Chart and figure data »
____________________
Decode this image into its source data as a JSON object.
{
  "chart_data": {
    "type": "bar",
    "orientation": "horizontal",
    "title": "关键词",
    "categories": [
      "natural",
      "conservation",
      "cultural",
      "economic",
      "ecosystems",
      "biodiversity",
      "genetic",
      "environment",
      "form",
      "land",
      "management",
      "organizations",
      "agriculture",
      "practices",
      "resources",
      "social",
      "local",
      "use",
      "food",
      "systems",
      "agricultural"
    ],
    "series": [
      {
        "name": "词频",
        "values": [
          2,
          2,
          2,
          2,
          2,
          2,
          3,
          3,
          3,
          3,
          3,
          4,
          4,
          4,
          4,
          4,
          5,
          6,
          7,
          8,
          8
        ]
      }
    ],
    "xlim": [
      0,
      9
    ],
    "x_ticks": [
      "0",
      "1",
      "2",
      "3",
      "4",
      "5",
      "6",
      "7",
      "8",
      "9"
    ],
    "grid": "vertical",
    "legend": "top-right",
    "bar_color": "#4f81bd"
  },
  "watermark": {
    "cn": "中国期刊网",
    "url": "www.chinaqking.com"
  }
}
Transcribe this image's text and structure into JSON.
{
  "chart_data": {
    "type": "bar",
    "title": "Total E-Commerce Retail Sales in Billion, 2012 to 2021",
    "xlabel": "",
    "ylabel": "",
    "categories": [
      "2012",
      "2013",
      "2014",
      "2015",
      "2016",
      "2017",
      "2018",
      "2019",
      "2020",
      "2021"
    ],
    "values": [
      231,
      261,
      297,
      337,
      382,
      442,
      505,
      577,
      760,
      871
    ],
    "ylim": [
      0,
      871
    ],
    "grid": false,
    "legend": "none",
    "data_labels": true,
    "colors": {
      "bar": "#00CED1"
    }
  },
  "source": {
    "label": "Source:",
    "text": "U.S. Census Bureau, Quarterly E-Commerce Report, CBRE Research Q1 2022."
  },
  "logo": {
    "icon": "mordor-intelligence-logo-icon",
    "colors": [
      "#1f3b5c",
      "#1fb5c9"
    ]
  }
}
____________________
EXERCISE DESCRIPTION » Output, unchanged, the lines from the line with "Transcribe this image's" through the final line of the material.

PROBLEM SOLUTION »
Transcribe this image's text and structure into JSON.
{
  "chart_data": {
    "type": "bar",
    "title": "Total E-Commerce Retail Sales in Billion, 2012 to 2021",
    "xlabel": "",
    "ylabel": "",
    "categories": [
      "2012",
      "2013",
      "2014",
      "2015",
      "2016",
      "2017",
      "2018",
      "2019",
      "2020",
      "2021"
    ],
    "values": [
      231,
      261,
      297,
      337,
      382,
      442,
      505,
      577,
      760,
      871
    ],
    "ylim": [
      0,
      871
    ],
    "grid": false,
    "legend": "none",
    "data_labels": true,
    "colors": {
      "bar": "#00CED1"
    }
  },
  "source": {
    "label": "Source:",
    "text": "U.S. Census Bureau, Quarterly E-Commerce Report, CBRE Research Q1 2022."
  },
  "logo": {
    "icon": "mordor-intelligence-logo-icon",
    "colors": [
      "#1f3b5c",
      "#1fb5c9"
    ]
  }
}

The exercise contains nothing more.